--- Start Material provided ---

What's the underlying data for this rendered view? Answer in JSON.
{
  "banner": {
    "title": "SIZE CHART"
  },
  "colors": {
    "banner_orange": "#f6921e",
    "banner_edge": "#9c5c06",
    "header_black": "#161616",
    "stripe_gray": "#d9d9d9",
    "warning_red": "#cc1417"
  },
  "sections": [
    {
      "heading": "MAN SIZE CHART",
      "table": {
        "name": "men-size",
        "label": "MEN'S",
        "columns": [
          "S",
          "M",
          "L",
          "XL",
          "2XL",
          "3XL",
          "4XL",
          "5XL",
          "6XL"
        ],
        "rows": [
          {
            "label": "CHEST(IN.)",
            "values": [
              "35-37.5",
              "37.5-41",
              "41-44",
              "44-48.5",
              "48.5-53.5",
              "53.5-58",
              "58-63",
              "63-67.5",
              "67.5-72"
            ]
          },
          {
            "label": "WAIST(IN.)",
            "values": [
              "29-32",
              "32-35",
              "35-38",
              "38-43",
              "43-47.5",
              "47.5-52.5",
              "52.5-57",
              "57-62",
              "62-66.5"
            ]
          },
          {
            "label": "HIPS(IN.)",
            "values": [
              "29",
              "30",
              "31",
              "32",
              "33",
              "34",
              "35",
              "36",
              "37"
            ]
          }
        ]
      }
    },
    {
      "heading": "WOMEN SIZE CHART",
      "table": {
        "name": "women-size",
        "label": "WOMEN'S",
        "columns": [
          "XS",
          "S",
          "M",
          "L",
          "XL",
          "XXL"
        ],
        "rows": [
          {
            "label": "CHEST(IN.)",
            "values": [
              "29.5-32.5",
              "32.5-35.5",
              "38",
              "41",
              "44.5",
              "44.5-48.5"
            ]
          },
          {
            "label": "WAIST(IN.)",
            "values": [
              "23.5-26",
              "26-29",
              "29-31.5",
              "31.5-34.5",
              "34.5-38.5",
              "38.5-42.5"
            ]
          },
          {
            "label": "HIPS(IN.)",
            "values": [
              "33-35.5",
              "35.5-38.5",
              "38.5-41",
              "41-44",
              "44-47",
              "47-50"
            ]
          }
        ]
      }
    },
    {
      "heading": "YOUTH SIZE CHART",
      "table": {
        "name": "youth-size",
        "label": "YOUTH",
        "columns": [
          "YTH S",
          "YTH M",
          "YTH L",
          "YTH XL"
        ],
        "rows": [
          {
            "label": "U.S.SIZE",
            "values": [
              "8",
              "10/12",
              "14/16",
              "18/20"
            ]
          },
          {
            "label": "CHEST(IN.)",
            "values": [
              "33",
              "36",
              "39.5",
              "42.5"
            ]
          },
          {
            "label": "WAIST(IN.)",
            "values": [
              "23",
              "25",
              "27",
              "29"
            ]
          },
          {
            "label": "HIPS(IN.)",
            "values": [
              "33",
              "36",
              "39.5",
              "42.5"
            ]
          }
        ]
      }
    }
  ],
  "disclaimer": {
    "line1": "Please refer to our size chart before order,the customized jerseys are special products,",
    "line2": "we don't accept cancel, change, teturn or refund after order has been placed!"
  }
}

--- End Material provided ---

Please repeat the listing above in full and exactly.

What's the underlying data for this rendered view? Answer in JSON.
{
  "banner": {
    "title": "SIZE CHART"
  },
  "colors": {
    "banner_orange": "#f6921e",
    "banner_edge": "#9c5c06",
    "header_black": "#161616",
    "stripe_gray": "#d9d9d9",
    "warning_red": "#cc1417"
  },
  "sections": [
    {
      "heading": "MAN SIZE CHART",
      "table": {
        "name": "men-size",
        "label": "MEN'S",
        "columns": [
          "S",
          "M",
          "L",
          "XL",
          "2XL",
          "3XL",
          "4XL",
          "5XL",
          "6XL"
        ],
        "rows": [
          {
            "label": "CHEST(IN.)",
            "values": [
              "35-37.5",
              "37.5-41",
              "41-44",
              "44-48.5",
              "48.5-53.5",
              "53.5-58",
              "58-63",
              "63-67.5",
              "67.5-72"
            ]
          },
          {
            "label": "WAIST(IN.)",
            "values": [
              "29-32",
              "32-35",
              "35-38",
              "38-43",
              "43-47.5",
              "47.5-52.5",
              "52.5-57",
              "57-62",
              "62-66.5"
            ]
          },
          {
            "label": "HIPS(IN.)",
            "values": [
              "29",
              "30",
              "31",
              "32",
              "33",
              "34",
              "35",
              "36",
              "37"
            ]
          }
        ]
      }
    },
    {
      "heading": "WOMEN SIZE CHART",
      "table": {
        "name": "women-size",
        "label": "WOMEN'S",
        "columns": [
          "XS",
          "S",
          "M",
          "L",
          "XL",
          "XXL"
        ],
        "rows": [
          {
            "label": "CHEST(IN.)",
            "values": [
              "29.5-32.5",
              "32.5-35.5",
              "38",
              "41",
              "44.5",
              "44.5-48.5"
            ]
          },
          {
            "label": "WAIST(IN.)",
            "values": [
              "23.5-26",
              "26-29",
              "29-31.5",
              "31.5-34.5",
              "34.5-38.5",
              "38.5-42.5"
            ]
          },
          {
            "label": "HIPS(IN.)",
            "values": [
              "33-35.5",
              "35.5-38.5",
              "38.5-41",
              "41-44",
              "44-47",
              "47-50"
            ]
          }
        ]
      }
    },
    {
      "heading": "YOUTH SIZE CHART",
      "table": {
        "name": "youth-size",
        "label": "YOUTH",
        "columns": [
          "YTH S",
          "YTH M",
          "YTH L",
          "YTH XL"
        ],
        "rows": [
          {
            "label": "U.S.SIZE",
            "values": [
              "8",
              "10/12",
              "14/16",
              "18/20"
            ]
          },
          {
            "label": "CHEST(IN.)",
            "values": [
              "33",
              "36",
              "39.5",
              "42.5"
            ]
          },
          {
            "label": "WAIST(IN.)",
            "values": [
              "23",
              "25",
              "27",
              "29"
            ]
          },
          {
            "label": "HIPS(IN.)",
            "values": [
              "33",
              "36",
              "39.5",
              "42.5"
            ]
          }
        ]
      }
    }
  ],
  "disclaimer": {
    "line1": "Please refer to our size chart before order,the customized jerseys are special products,",
    "line2": "we don't accept cancel, change, teturn or refund after order has been placed!"
  }
}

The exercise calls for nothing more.